**Set exercise:**
List all lines of the data that include the string "buttons".
* Start Entries supplied *
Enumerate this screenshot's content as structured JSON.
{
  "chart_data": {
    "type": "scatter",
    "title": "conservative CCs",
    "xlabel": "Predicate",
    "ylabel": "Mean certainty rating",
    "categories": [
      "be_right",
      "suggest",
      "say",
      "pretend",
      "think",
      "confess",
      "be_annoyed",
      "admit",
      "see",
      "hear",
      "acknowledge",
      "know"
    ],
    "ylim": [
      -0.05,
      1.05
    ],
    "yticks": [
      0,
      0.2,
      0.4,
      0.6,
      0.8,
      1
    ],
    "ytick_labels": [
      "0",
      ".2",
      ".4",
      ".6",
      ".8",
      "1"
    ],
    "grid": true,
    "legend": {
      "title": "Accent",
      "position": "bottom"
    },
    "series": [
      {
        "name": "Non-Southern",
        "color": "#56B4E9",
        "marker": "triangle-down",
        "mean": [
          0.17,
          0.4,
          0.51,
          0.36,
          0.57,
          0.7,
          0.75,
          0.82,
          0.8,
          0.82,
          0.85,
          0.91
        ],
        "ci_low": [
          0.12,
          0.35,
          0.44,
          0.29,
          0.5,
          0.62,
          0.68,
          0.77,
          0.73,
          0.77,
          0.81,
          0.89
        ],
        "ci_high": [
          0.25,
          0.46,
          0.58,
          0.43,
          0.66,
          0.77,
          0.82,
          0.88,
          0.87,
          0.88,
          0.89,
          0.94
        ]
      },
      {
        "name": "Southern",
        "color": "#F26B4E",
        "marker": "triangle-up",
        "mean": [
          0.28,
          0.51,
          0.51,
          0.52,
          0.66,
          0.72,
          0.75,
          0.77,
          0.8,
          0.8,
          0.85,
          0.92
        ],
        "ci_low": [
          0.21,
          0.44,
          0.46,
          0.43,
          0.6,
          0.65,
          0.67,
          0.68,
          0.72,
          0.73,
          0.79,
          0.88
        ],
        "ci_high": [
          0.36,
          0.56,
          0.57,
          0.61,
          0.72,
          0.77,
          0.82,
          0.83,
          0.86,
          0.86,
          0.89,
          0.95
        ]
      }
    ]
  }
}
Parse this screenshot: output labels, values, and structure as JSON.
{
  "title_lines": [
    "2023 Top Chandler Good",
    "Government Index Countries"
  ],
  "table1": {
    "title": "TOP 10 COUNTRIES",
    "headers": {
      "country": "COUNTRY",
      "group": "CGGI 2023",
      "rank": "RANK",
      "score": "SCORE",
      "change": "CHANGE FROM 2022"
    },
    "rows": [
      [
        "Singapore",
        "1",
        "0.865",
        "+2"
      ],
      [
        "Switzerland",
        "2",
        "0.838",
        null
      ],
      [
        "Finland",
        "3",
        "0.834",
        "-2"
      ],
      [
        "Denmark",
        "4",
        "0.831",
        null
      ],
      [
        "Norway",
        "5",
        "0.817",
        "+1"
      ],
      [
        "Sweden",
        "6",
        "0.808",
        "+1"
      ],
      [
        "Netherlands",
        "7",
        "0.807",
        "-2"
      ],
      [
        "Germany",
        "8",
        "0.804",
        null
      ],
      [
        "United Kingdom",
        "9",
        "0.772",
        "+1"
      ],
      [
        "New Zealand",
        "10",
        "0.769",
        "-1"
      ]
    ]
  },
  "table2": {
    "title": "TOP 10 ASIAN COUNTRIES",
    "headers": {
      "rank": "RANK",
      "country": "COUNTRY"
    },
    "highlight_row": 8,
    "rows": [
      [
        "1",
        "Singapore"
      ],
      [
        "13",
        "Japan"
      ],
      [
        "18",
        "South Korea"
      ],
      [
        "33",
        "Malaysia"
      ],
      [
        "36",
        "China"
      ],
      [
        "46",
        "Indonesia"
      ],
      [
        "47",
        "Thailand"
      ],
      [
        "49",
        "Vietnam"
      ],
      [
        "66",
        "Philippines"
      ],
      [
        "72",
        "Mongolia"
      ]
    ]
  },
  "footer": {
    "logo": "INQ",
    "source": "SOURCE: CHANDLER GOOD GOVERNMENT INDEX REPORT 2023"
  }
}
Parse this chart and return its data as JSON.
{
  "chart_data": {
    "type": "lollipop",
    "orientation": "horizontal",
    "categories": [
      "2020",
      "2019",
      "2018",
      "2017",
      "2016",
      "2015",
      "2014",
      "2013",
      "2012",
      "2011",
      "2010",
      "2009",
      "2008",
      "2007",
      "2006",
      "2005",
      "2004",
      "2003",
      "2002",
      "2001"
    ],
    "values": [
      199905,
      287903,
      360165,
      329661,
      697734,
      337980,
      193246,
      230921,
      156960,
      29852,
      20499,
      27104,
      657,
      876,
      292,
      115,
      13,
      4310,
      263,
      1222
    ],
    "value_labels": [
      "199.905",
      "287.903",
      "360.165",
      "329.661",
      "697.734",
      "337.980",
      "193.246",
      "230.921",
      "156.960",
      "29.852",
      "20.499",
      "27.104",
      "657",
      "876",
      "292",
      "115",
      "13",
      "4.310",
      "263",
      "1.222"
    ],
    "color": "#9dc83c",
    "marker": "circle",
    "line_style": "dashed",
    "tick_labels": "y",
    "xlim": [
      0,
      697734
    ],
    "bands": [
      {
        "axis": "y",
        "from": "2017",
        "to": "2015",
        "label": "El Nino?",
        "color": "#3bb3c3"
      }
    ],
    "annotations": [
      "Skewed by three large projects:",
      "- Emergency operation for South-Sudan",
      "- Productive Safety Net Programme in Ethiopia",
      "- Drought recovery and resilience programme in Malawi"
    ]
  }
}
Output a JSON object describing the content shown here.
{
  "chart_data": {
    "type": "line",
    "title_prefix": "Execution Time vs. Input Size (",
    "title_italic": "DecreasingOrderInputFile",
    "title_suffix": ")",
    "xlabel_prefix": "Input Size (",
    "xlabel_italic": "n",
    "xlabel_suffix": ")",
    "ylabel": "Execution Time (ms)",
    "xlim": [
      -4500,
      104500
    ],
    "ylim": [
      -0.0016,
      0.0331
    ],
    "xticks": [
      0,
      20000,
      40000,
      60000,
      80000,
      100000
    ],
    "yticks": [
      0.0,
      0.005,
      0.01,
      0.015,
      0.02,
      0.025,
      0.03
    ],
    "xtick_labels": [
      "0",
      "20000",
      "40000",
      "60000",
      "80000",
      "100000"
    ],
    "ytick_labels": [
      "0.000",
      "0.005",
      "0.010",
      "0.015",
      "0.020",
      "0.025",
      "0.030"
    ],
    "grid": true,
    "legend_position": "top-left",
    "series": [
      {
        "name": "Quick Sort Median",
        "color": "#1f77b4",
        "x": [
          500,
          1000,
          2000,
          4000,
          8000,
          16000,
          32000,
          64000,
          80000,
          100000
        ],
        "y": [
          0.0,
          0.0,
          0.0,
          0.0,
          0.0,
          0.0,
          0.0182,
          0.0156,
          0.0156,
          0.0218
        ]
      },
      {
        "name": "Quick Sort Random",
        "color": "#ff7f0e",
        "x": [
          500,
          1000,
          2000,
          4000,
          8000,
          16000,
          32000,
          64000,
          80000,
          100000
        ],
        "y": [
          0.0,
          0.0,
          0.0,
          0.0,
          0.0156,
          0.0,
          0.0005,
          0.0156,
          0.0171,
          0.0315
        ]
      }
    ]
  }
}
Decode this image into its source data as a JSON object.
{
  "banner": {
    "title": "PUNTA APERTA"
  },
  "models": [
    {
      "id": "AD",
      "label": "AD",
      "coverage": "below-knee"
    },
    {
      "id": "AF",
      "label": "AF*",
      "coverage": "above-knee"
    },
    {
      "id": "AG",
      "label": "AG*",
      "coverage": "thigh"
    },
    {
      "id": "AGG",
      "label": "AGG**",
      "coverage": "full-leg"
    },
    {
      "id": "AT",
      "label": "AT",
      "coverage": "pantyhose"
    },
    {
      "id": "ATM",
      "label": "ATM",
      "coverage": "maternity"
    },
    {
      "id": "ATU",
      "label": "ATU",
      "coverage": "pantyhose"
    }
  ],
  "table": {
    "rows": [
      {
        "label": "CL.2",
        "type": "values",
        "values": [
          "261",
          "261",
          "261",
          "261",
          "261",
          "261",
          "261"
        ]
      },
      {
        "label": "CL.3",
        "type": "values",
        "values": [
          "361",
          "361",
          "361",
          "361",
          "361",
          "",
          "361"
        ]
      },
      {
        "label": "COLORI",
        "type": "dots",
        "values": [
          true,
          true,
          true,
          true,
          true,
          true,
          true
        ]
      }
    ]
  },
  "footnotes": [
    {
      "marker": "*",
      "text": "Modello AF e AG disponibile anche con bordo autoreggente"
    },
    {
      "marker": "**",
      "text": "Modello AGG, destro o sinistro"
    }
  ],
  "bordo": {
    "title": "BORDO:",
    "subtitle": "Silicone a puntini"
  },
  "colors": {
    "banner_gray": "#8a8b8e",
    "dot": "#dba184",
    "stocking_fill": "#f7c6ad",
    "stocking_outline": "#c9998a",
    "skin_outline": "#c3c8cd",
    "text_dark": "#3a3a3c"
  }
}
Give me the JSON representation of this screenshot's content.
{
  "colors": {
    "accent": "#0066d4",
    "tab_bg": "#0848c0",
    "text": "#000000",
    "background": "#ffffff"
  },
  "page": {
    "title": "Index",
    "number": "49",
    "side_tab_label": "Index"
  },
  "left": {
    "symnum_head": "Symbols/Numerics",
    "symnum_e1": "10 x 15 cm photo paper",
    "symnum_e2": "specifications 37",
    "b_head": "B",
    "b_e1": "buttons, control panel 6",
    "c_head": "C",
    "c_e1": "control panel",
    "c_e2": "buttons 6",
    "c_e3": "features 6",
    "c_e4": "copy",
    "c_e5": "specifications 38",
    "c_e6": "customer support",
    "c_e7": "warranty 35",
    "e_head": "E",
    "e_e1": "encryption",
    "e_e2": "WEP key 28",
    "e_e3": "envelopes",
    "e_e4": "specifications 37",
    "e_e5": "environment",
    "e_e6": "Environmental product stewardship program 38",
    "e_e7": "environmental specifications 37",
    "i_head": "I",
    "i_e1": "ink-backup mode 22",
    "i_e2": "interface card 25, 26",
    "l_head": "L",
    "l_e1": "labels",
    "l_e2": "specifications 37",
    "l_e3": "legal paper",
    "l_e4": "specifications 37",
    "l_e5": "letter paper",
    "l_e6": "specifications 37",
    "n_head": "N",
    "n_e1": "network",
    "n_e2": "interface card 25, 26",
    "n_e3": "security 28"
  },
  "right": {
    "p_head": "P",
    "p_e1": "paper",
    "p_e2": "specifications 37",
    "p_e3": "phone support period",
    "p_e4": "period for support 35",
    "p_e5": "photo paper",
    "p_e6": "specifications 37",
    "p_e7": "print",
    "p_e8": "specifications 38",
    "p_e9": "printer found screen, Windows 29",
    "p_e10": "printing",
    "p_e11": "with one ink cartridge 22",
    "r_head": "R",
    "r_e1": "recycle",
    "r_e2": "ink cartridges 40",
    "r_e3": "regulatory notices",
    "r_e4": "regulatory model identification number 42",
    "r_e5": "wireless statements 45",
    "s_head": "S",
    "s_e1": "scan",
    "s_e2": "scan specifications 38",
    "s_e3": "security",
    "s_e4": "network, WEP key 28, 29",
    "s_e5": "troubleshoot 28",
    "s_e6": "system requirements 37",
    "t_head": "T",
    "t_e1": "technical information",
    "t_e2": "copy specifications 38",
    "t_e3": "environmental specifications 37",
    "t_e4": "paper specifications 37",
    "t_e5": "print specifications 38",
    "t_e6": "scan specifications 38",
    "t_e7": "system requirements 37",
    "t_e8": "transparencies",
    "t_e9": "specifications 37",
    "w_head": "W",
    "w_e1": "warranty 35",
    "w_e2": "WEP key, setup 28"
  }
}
* End Entries supplied *
**Exercise answer:**
    "b_e1": "buttons, control panel 6",
    "c_e2": "buttons 6",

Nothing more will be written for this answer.